# TASK GOAL
Out of the listing below, copy every line that carries the string "free".

# STUDY MATERIAL

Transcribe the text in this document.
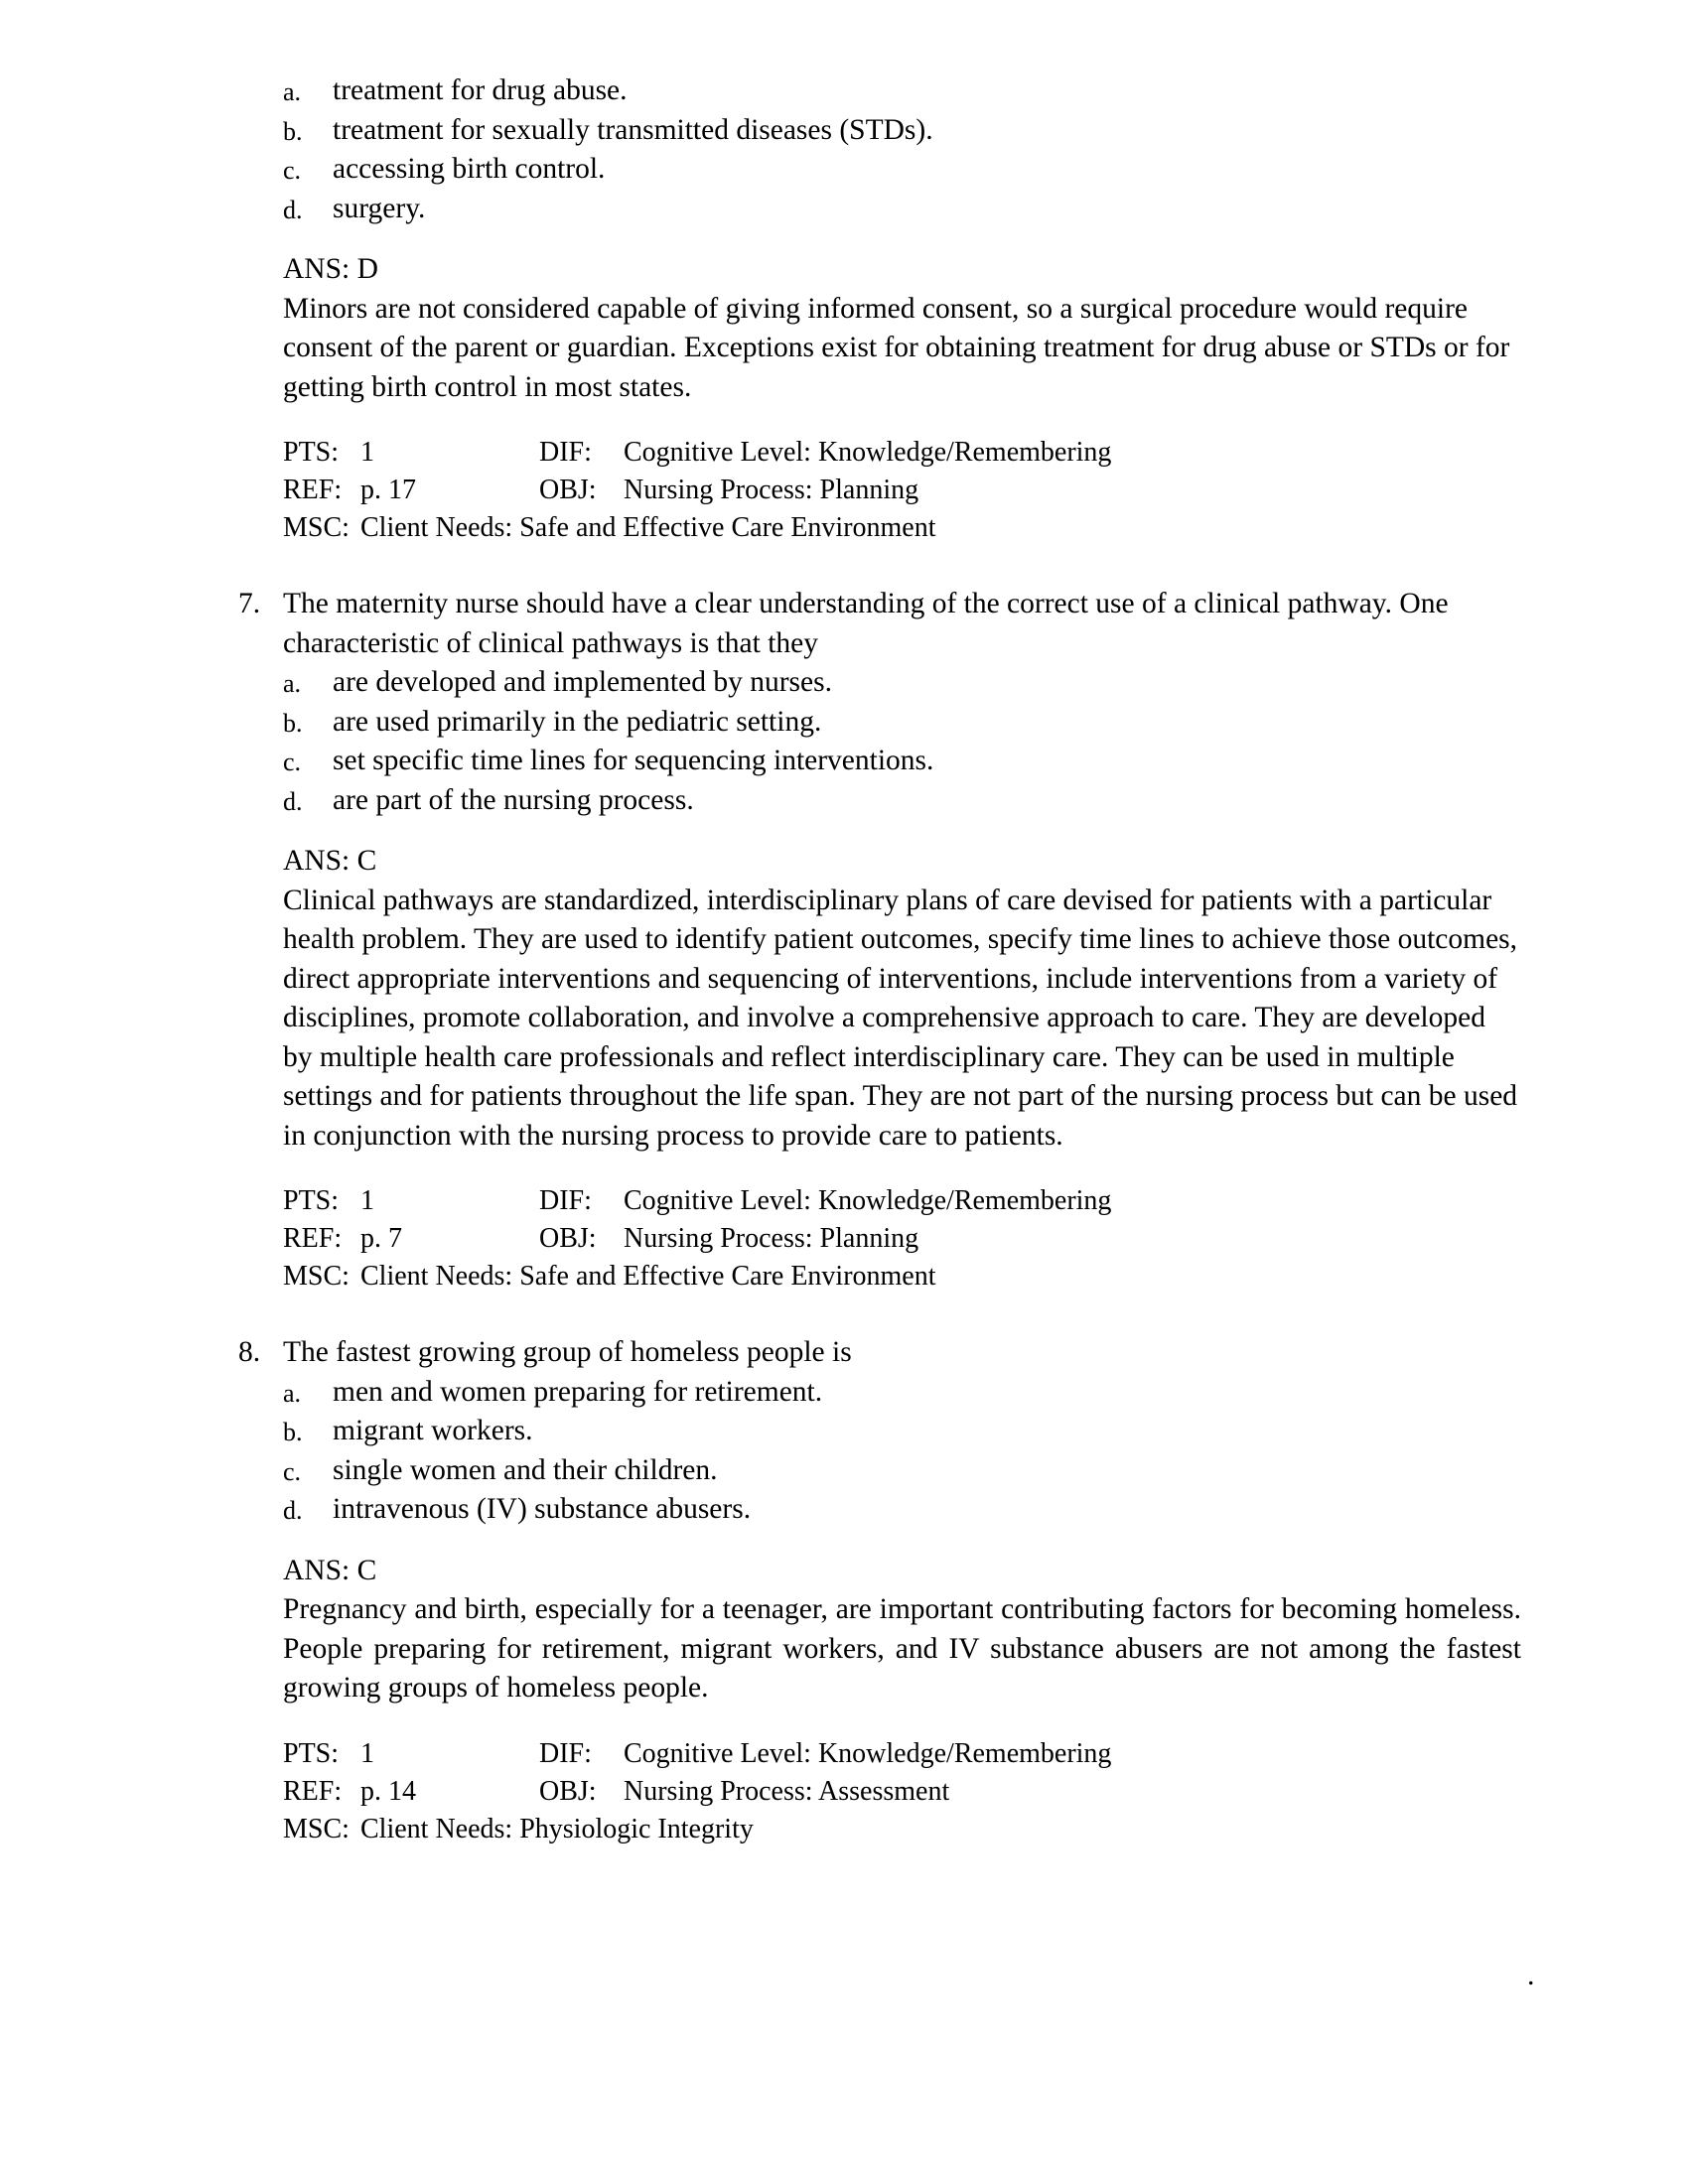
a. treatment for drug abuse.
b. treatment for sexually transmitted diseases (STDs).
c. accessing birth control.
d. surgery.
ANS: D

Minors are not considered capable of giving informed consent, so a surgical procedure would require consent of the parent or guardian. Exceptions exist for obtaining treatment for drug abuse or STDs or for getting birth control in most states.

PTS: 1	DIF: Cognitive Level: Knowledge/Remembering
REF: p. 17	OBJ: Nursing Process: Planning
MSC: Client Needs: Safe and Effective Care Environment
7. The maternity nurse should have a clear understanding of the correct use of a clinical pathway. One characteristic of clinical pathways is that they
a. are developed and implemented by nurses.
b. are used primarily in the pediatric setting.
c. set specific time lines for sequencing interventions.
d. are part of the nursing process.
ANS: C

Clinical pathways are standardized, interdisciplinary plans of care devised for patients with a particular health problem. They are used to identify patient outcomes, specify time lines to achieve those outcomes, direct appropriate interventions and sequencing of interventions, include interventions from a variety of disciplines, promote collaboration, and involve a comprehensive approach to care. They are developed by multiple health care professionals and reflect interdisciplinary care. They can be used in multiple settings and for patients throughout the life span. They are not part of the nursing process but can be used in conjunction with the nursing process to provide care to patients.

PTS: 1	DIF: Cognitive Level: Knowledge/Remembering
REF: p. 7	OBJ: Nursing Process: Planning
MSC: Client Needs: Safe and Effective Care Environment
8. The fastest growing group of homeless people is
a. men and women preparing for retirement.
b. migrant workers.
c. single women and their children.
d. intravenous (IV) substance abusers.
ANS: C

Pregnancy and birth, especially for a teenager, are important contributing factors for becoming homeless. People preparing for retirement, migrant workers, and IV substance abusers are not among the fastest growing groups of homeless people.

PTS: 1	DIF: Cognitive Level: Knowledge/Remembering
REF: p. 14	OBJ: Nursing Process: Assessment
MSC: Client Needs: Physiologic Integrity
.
...
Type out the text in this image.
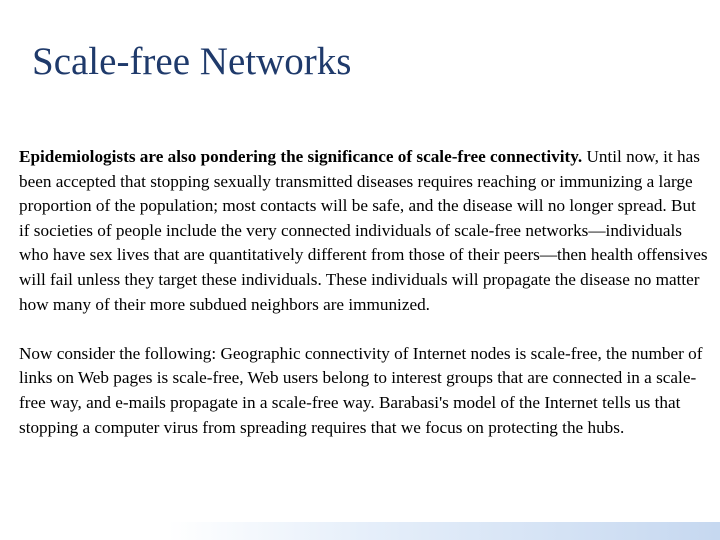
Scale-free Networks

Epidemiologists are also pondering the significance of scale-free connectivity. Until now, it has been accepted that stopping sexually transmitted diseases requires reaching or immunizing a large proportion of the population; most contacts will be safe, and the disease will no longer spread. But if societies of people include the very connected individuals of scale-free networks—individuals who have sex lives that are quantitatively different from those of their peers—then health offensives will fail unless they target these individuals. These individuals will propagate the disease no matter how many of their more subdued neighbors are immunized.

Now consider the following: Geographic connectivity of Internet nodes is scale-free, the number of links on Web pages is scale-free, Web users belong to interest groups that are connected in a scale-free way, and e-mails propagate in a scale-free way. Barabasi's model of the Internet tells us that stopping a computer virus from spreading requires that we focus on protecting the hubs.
--
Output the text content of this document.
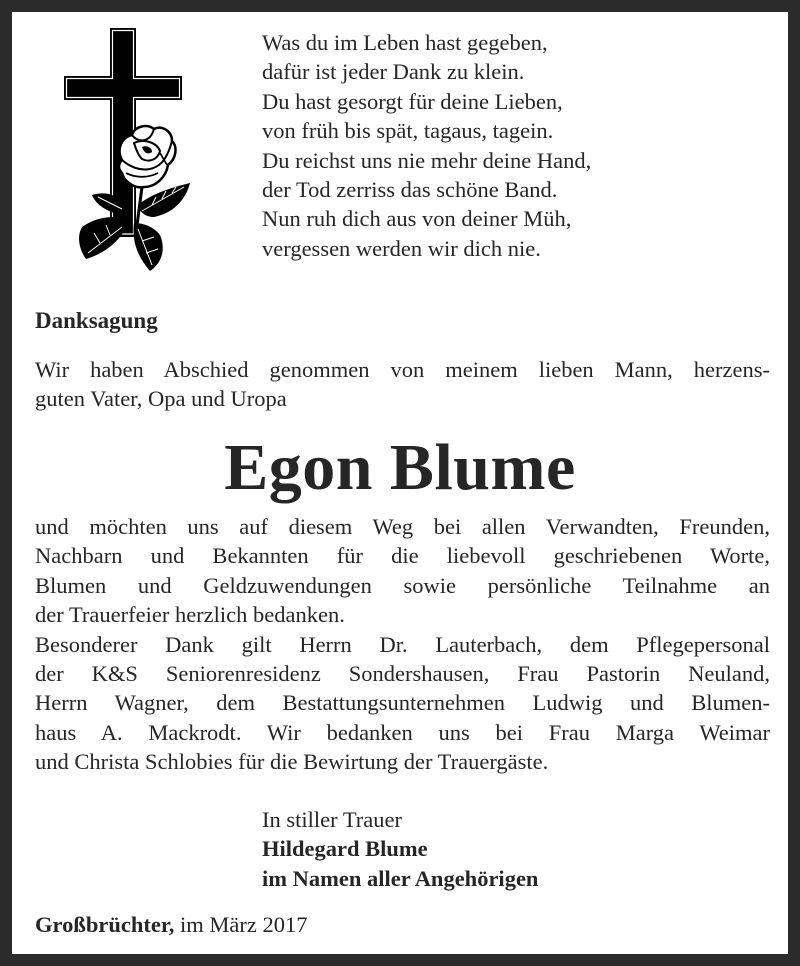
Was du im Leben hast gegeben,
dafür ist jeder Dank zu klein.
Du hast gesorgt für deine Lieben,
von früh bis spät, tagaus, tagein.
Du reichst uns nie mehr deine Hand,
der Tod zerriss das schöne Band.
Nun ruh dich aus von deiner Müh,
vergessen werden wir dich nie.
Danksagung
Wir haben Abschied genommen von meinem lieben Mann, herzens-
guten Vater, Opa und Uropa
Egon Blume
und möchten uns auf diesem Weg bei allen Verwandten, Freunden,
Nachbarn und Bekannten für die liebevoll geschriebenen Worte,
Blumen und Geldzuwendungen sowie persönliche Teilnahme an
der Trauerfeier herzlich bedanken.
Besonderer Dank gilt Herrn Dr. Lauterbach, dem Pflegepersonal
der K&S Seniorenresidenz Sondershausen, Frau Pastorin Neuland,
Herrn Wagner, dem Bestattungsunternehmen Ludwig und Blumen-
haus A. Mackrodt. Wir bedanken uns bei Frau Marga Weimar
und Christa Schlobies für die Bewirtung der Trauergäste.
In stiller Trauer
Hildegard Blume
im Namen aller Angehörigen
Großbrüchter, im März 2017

# RESPONSE AREA
Scale-free Networks
Epidemiologists are also pondering the significance of scale-free connectivity. Until now, it has been accepted that stopping sexually transmitted diseases requires reaching or immunizing a large proportion of the population; most contacts will be safe, and the disease will no longer spread. But if societies of people include the very connected individuals of scale-free networks—individuals who have sex lives that are quantitatively different from those of their peers—then health offensives will fail unless they target these individuals. These individuals will propagate the disease no matter how many of their more subdued neighbors are immunized.
Now consider the following: Geographic connectivity of Internet nodes is scale-free, the number of links on Web pages is scale-free, Web users belong to interest groups that are connected in a scale-free way, and e-mails propagate in a scale-free way. Barabasi's model of the Internet tells us that stopping a computer virus from spreading requires that we focus on protecting the hubs.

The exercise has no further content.